Task prompt> From the line with "Type out the text in this image." down to the final line of the material below, quote every line exactly and leave out all lines before it.

*** Data rows ***

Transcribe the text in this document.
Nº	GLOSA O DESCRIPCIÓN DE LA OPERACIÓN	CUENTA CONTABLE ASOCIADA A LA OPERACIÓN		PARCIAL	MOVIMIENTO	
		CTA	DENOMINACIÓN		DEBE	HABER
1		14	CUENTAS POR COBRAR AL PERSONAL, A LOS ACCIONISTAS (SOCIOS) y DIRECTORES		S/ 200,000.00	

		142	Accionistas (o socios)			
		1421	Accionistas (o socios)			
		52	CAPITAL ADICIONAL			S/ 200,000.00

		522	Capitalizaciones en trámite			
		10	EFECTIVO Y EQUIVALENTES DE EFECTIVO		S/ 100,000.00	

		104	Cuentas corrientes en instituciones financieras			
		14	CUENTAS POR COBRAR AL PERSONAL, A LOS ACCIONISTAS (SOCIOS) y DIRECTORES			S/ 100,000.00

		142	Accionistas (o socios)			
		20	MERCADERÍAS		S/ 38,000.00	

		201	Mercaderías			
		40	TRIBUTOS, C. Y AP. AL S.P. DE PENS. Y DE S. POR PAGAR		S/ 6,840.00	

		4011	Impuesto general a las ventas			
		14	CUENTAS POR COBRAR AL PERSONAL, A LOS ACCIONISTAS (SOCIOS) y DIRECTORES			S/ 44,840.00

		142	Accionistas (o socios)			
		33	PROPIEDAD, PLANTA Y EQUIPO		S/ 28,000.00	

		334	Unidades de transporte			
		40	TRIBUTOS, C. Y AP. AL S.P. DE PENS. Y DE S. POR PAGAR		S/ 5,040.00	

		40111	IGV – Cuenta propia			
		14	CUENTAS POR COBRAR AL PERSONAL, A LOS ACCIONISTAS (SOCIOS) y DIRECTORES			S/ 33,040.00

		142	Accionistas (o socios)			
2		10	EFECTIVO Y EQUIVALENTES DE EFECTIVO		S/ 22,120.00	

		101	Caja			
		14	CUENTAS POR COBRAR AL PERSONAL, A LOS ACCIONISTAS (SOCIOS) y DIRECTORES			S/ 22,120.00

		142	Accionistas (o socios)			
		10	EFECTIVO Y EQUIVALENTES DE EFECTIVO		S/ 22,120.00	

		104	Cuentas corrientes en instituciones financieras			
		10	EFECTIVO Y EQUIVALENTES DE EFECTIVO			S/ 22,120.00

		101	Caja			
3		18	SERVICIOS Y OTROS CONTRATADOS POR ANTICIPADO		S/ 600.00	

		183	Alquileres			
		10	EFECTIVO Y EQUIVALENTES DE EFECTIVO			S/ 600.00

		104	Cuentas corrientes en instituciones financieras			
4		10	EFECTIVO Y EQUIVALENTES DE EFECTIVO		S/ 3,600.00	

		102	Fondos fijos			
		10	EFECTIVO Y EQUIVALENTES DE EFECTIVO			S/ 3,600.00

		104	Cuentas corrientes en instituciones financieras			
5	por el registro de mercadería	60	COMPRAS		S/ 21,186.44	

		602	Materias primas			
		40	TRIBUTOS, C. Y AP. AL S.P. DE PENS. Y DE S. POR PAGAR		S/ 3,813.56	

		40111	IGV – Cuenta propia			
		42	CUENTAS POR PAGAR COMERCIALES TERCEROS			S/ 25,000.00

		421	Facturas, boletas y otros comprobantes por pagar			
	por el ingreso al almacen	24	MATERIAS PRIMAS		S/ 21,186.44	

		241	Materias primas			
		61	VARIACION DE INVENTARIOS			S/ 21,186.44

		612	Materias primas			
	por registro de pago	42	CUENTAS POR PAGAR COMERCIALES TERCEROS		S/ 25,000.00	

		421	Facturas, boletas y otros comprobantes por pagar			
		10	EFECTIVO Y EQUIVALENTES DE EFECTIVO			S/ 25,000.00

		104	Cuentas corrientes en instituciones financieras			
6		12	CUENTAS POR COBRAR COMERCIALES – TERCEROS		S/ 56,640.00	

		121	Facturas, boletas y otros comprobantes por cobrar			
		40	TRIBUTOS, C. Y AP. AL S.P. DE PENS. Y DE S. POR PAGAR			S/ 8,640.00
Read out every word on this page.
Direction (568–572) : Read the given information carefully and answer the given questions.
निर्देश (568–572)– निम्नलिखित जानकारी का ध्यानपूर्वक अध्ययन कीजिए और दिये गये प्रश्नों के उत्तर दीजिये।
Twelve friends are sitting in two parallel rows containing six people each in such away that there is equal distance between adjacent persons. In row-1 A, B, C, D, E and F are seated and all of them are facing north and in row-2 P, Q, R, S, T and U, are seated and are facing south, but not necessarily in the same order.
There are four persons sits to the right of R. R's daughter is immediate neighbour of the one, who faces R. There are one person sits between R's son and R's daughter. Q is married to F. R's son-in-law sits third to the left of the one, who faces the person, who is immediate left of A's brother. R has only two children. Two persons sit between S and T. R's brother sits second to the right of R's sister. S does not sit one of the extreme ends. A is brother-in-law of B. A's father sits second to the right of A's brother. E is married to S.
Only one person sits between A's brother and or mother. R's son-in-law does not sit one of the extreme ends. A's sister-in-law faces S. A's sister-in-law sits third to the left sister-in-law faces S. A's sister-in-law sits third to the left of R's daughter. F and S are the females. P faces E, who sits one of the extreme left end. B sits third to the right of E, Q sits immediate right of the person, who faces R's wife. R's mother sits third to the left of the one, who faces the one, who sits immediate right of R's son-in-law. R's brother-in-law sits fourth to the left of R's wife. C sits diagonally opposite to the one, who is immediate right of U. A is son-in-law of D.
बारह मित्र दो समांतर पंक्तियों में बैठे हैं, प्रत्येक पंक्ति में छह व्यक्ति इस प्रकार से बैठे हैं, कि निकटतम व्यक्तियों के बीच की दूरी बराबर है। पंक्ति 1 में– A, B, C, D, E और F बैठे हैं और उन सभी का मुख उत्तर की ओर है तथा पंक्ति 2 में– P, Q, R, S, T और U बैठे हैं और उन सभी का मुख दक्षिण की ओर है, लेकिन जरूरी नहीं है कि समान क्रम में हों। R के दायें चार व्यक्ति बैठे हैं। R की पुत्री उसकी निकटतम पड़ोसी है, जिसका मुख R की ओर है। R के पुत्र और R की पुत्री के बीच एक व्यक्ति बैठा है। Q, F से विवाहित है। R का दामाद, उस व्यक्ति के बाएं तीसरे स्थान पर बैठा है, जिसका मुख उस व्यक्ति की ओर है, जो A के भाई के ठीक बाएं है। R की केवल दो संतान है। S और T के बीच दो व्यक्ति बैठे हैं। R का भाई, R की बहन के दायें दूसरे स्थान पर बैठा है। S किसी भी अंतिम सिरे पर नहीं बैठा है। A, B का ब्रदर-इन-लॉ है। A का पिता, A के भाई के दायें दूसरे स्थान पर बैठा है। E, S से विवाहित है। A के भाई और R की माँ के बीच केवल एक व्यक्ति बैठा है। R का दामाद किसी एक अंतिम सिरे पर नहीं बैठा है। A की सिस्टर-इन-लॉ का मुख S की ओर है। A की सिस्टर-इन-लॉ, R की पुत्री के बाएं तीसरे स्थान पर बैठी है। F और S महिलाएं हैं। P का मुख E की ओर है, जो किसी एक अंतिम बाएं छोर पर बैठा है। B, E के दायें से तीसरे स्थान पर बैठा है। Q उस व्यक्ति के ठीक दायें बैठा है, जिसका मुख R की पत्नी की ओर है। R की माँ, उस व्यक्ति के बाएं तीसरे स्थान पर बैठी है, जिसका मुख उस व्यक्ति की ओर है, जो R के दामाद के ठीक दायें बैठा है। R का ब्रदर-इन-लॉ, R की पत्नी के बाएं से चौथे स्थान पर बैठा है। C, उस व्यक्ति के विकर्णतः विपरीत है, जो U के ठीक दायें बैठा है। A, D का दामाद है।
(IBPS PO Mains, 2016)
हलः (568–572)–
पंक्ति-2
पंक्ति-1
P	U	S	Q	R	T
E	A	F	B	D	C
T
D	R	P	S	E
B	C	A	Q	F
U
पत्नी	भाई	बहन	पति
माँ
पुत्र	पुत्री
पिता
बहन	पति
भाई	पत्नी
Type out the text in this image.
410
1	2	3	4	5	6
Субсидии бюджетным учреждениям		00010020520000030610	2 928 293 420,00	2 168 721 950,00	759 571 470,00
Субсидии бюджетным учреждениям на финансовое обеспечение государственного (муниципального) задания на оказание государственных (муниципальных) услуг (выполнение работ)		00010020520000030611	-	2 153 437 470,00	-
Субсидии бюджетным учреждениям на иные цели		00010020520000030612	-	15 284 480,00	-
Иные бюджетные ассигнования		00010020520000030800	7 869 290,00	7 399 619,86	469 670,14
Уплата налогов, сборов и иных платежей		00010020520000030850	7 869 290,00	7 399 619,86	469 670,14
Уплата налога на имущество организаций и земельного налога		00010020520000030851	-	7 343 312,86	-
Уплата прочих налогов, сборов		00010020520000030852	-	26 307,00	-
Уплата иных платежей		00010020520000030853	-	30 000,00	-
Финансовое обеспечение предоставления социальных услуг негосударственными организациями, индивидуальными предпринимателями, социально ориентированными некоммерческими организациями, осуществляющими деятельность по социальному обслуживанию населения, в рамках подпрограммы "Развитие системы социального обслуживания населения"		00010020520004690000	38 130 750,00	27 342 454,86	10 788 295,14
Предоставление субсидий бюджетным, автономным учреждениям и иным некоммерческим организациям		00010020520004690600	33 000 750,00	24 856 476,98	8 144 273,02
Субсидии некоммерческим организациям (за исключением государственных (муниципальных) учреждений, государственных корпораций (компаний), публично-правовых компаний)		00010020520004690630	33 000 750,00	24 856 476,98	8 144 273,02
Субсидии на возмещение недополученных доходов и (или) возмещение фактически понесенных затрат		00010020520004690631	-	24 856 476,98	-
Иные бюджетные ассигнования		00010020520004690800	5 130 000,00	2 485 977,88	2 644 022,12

***

The response>
Type out the text in this image.
410
1	2	3	4	5	6
Субсидии бюджетным учреждениям		00010020520000030610	2 928 293 420,00	2 168 721 950,00	759 571 470,00
Субсидии бюджетным учреждениям на финансовое обеспечение государственного (муниципального) задания на оказание государственных (муниципальных) услуг (выполнение работ)		00010020520000030611	-	2 153 437 470,00	-
Субсидии бюджетным учреждениям на иные цели		00010020520000030612	-	15 284 480,00	-
Иные бюджетные ассигнования		00010020520000030800	7 869 290,00	7 399 619,86	469 670,14
Уплата налогов, сборов и иных платежей		00010020520000030850	7 869 290,00	7 399 619,86	469 670,14
Уплата налога на имущество организаций и земельного налога		00010020520000030851	-	7 343 312,86	-
Уплата прочих налогов, сборов		00010020520000030852	-	26 307,00	-
Уплата иных платежей		00010020520000030853	-	30 000,00	-
Финансовое обеспечение предоставления социальных услуг негосударственными организациями, индивидуальными предпринимателями, социально ориентированными некоммерческими организациями, осуществляющими деятельность по социальному обслуживанию населения, в рамках подпрограммы "Развитие системы социального обслуживания населения"		00010020520004690000	38 130 750,00	27 342 454,86	10 788 295,14
Предоставление субсидий бюджетным, автономным учреждениям и иным некоммерческим организациям		00010020520004690600	33 000 750,00	24 856 476,98	8 144 273,02
Субсидии некоммерческим организациям (за исключением государственных (муниципальных) учреждений, государственных корпораций (компаний), публично-правовых компаний)		00010020520004690630	33 000 750,00	24 856 476,98	8 144 273,02
Субсидии на возмещение недополученных доходов и (или) возмещение фактически понесенных затрат		00010020520004690631	-	24 856 476,98	-
Иные бюджетные ассигнования		00010020520004690800	5 130 000,00	2 485 977,88	2 644 022,12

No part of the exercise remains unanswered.